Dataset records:
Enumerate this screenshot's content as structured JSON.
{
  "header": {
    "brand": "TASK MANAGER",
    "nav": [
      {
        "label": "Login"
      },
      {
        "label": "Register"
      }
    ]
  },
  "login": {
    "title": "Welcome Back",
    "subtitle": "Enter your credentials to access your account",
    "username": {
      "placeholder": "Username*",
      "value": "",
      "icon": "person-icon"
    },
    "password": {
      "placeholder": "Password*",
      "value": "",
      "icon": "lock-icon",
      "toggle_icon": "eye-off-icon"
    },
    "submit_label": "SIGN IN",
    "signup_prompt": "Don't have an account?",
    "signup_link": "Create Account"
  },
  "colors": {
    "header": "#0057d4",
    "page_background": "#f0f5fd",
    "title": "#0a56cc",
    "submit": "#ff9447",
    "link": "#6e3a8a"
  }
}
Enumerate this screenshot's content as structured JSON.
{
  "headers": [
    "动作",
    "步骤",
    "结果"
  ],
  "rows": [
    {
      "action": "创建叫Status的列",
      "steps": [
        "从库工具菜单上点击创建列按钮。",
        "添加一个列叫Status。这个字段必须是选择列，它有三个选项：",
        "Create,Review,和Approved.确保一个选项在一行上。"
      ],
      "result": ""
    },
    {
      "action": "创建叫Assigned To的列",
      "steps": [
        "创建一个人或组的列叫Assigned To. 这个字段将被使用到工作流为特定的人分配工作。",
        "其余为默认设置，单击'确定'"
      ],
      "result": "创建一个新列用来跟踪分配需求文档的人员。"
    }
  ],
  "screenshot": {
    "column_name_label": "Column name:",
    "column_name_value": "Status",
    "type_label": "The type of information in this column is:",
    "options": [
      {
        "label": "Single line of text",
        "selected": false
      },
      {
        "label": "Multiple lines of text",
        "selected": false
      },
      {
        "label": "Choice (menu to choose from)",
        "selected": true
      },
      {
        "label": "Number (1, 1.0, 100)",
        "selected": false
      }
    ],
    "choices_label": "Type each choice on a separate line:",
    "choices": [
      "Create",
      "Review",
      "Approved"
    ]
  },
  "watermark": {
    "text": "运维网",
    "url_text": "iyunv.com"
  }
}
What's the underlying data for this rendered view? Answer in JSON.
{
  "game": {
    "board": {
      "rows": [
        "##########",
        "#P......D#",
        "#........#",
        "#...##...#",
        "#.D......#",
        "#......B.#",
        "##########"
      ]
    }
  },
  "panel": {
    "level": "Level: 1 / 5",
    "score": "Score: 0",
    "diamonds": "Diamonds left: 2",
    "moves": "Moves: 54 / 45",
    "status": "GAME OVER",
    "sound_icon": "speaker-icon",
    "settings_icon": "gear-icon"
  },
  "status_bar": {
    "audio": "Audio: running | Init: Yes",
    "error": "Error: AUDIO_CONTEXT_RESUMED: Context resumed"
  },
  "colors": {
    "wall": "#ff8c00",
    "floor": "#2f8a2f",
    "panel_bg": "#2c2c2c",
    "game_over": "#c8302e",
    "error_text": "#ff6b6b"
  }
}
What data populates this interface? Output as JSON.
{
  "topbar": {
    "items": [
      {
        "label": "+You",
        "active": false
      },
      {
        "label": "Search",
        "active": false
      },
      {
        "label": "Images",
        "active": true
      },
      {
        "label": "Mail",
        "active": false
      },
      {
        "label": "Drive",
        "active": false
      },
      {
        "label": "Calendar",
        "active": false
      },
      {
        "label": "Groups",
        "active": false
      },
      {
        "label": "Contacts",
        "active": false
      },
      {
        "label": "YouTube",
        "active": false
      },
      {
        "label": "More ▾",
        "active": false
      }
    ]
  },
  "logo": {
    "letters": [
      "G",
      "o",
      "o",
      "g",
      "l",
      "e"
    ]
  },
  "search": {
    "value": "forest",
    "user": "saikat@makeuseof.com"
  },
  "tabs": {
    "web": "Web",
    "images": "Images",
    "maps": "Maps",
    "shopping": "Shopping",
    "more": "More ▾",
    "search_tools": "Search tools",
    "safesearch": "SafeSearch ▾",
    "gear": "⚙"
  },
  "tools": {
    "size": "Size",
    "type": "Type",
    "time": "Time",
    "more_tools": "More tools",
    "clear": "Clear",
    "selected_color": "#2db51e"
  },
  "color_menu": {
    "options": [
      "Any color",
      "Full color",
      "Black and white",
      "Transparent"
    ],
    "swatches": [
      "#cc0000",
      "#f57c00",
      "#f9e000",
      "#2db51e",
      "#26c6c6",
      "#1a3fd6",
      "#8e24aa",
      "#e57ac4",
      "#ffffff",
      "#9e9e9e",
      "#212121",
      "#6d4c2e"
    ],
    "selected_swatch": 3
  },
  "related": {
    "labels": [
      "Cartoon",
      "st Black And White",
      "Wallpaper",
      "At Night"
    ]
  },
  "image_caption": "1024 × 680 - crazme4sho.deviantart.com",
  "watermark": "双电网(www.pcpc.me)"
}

* [Task prompt]: Output, unchanged, the lines from the line with "What data populates" through the final line of the material.

* [Output for this task]:
What data populates this interface? Output as JSON.
{
  "topbar": {
    "items": [
      {
        "label": "+You",
        "active": false
      },
      {
        "label": "Search",
        "active": false
      },
      {
        "label": "Images",
        "active": true
      },
      {
        "label": "Mail",
        "active": false
      },
      {
        "label": "Drive",
        "active": false
      },
      {
        "label": "Calendar",
        "active": false
      },
      {
        "label": "Groups",
        "active": false
      },
      {
        "label": "Contacts",
        "active": false
      },
      {
        "label": "YouTube",
        "active": false
      },
      {
        "label": "More ▾",
        "active": false
      }
    ]
  },
  "logo": {
    "letters": [
      "G",
      "o",
      "o",
      "g",
      "l",
      "e"
    ]
  },
  "search": {
    "value": "forest",
    "user": "saikat@makeuseof.com"
  },
  "tabs": {
    "web": "Web",
    "images": "Images",
    "maps": "Maps",
    "shopping": "Shopping",
    "more": "More ▾",
    "search_tools": "Search tools",
    "safesearch": "SafeSearch ▾",
    "gear": "⚙"
  },
  "tools": {
    "size": "Size",
    "type": "Type",
    "time": "Time",
    "more_tools": "More tools",
    "clear": "Clear",
    "selected_color": "#2db51e"
  },
  "color_menu": {
    "options": [
      "Any color",
      "Full color",
      "Black and white",
      "Transparent"
    ],
    "swatches": [
      "#cc0000",
      "#f57c00",
      "#f9e000",
      "#2db51e",
      "#26c6c6",
      "#1a3fd6",
      "#8e24aa",
      "#e57ac4",
      "#ffffff",
      "#9e9e9e",
      "#212121",
      "#6d4c2e"
    ],
    "selected_swatch": 3
  },
  "related": {
    "labels": [
      "Cartoon",
      "st Black And White",
      "Wallpaper",
      "At Night"
    ]
  },
  "image_caption": "1024 × 680 - crazme4sho.deviantart.com",
  "watermark": "双电网(www.pcpc.me)"
}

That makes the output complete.